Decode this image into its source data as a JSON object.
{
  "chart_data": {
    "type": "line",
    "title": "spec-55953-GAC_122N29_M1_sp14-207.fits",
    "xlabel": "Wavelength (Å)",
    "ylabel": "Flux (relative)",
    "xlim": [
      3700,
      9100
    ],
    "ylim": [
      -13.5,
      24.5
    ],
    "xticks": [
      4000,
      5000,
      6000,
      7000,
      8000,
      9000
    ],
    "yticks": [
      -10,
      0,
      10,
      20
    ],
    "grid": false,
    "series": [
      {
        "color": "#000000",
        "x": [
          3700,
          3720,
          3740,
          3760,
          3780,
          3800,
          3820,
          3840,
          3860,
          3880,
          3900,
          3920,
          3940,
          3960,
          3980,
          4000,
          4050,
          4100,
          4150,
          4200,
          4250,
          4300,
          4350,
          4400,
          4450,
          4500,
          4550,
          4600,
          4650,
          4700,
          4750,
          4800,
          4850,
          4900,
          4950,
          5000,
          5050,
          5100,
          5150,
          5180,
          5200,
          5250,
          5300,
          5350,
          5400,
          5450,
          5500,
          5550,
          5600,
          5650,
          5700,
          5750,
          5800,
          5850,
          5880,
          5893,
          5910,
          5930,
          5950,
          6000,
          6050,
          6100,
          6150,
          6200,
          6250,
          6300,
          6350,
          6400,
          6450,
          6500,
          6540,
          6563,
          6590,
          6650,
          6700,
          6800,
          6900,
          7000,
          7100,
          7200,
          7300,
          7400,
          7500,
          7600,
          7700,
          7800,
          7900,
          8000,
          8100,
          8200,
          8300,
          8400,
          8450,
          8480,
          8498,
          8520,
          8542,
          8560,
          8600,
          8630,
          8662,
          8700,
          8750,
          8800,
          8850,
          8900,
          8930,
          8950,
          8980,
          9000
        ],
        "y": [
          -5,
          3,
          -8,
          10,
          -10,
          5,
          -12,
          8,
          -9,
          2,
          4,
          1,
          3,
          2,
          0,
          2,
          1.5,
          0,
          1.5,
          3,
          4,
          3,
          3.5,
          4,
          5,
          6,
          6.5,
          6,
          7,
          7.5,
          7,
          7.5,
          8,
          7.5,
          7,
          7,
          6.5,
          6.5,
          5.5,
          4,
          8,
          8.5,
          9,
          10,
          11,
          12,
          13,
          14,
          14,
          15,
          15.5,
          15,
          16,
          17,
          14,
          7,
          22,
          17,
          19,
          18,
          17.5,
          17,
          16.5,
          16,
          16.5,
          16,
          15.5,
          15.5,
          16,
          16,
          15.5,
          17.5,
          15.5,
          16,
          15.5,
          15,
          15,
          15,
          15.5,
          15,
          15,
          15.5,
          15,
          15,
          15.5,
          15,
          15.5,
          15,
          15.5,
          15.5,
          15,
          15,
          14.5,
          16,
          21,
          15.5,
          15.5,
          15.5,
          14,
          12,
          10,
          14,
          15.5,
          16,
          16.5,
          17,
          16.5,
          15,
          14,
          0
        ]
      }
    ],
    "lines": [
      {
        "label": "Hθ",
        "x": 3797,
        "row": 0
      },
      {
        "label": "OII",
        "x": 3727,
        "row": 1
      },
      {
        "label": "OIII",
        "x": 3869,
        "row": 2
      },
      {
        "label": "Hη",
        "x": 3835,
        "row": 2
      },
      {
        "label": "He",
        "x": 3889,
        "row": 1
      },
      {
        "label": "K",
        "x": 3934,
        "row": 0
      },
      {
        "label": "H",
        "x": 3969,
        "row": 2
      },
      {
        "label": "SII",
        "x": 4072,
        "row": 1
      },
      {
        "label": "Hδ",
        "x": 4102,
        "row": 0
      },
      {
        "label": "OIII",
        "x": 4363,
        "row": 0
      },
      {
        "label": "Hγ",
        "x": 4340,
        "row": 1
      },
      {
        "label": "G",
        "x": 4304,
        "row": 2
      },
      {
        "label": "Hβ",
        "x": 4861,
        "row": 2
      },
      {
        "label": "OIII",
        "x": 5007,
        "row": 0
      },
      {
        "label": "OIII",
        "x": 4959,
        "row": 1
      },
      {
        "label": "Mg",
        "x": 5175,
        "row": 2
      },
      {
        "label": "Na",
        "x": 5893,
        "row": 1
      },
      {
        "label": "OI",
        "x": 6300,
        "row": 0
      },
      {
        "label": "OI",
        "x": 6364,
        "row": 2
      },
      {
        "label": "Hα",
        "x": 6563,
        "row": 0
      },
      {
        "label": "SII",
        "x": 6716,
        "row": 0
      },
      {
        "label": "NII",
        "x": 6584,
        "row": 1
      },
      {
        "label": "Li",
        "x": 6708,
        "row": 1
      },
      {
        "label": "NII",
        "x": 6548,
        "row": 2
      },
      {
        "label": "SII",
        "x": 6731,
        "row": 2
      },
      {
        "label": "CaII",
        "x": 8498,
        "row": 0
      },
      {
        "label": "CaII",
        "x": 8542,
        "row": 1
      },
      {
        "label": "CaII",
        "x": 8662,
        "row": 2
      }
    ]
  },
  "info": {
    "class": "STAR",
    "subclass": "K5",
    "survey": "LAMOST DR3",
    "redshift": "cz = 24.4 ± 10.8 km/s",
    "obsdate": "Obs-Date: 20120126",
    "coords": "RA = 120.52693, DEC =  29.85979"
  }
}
● ● ● ● ●
Retype the listing. Match it exactly.

## SOLUTION:
Decode this image into its source data as a JSON object.
{
  "chart_data": {
    "type": "line",
    "title": "spec-55953-GAC_122N29_M1_sp14-207.fits",
    "xlabel": "Wavelength (Å)",
    "ylabel": "Flux (relative)",
    "xlim": [
      3700,
      9100
    ],
    "ylim": [
      -13.5,
      24.5
    ],
    "xticks": [
      4000,
      5000,
      6000,
      7000,
      8000,
      9000
    ],
    "yticks": [
      -10,
      0,
      10,
      20
    ],
    "grid": false,
    "series": [
      {
        "color": "#000000",
        "x": [
          3700,
          3720,
          3740,
          3760,
          3780,
          3800,
          3820,
          3840,
          3860,
          3880,
          3900,
          3920,
          3940,
          3960,
          3980,
          4000,
          4050,
          4100,
          4150,
          4200,
          4250,
          4300,
          4350,
          4400,
          4450,
          4500,
          4550,
          4600,
          4650,
          4700,
          4750,
          4800,
          4850,
          4900,
          4950,
          5000,
          5050,
          5100,
          5150,
          5180,
          5200,
          5250,
          5300,
          5350,
          5400,
          5450,
          5500,
          5550,
          5600,
          5650,
          5700,
          5750,
          5800,
          5850,
          5880,
          5893,
          5910,
          5930,
          5950,
          6000,
          6050,
          6100,
          6150,
          6200,
          6250,
          6300,
          6350,
          6400,
          6450,
          6500,
          6540,
          6563,
          6590,
          6650,
          6700,
          6800,
          6900,
          7000,
          7100,
          7200,
          7300,
          7400,
          7500,
          7600,
          7700,
          7800,
          7900,
          8000,
          8100,
          8200,
          8300,
          8400,
          8450,
          8480,
          8498,
          8520,
          8542,
          8560,
          8600,
          8630,
          8662,
          8700,
          8750,
          8800,
          8850,
          8900,
          8930,
          8950,
          8980,
          9000
        ],
        "y": [
          -5,
          3,
          -8,
          10,
          -10,
          5,
          -12,
          8,
          -9,
          2,
          4,
          1,
          3,
          2,
          0,
          2,
          1.5,
          0,
          1.5,
          3,
          4,
          3,
          3.5,
          4,
          5,
          6,
          6.5,
          6,
          7,
          7.5,
          7,
          7.5,
          8,
          7.5,
          7,
          7,
          6.5,
          6.5,
          5.5,
          4,
          8,
          8.5,
          9,
          10,
          11,
          12,
          13,
          14,
          14,
          15,
          15.5,
          15,
          16,
          17,
          14,
          7,
          22,
          17,
          19,
          18,
          17.5,
          17,
          16.5,
          16,
          16.5,
          16,
          15.5,
          15.5,
          16,
          16,
          15.5,
          17.5,
          15.5,
          16,
          15.5,
          15,
          15,
          15,
          15.5,
          15,
          15,
          15.5,
          15,
          15,
          15.5,
          15,
          15.5,
          15,
          15.5,
          15.5,
          15,
          15,
          14.5,
          16,
          21,
          15.5,
          15.5,
          15.5,
          14,
          12,
          10,
          14,
          15.5,
          16,
          16.5,
          17,
          16.5,
          15,
          14,
          0
        ]
      }
    ],
    "lines": [
      {
        "label": "Hθ",
        "x": 3797,
        "row": 0
      },
      {
        "label": "OII",
        "x": 3727,
        "row": 1
      },
      {
        "label": "OIII",
        "x": 3869,
        "row": 2
      },
      {
        "label": "Hη",
        "x": 3835,
        "row": 2
      },
      {
        "label": "He",
        "x": 3889,
        "row": 1
      },
      {
        "label": "K",
        "x": 3934,
        "row": 0
      },
      {
        "label": "H",
        "x": 3969,
        "row": 2
      },
      {
        "label": "SII",
        "x": 4072,
        "row": 1
      },
      {
        "label": "Hδ",
        "x": 4102,
        "row": 0
      },
      {
        "label": "OIII",
        "x": 4363,
        "row": 0
      },
      {
        "label": "Hγ",
        "x": 4340,
        "row": 1
      },
      {
        "label": "G",
        "x": 4304,
        "row": 2
      },
      {
        "label": "Hβ",
        "x": 4861,
        "row": 2
      },
      {
        "label": "OIII",
        "x": 5007,
        "row": 0
      },
      {
        "label": "OIII",
        "x": 4959,
        "row": 1
      },
      {
        "label": "Mg",
        "x": 5175,
        "row": 2
      },
      {
        "label": "Na",
        "x": 5893,
        "row": 1
      },
      {
        "label": "OI",
        "x": 6300,
        "row": 0
      },
      {
        "label": "OI",
        "x": 6364,
        "row": 2
      },
      {
        "label": "Hα",
        "x": 6563,
        "row": 0
      },
      {
        "label": "SII",
        "x": 6716,
        "row": 0
      },
      {
        "label": "NII",
        "x": 6584,
        "row": 1
      },
      {
        "label": "Li",
        "x": 6708,
        "row": 1
      },
      {
        "label": "NII",
        "x": 6548,
        "row": 2
      },
      {
        "label": "SII",
        "x": 6731,
        "row": 2
      },
      {
        "label": "CaII",
        "x": 8498,
        "row": 0
      },
      {
        "label": "CaII",
        "x": 8542,
        "row": 1
      },
      {
        "label": "CaII",
        "x": 8662,
        "row": 2
      }
    ]
  },
  "info": {
    "class": "STAR",
    "subclass": "K5",
    "survey": "LAMOST DR3",
    "redshift": "cz = 24.4 ± 10.8 km/s",
    "obsdate": "Obs-Date: 20120126",
    "coords": "RA = 120.52693, DEC =  29.85979"
  }
}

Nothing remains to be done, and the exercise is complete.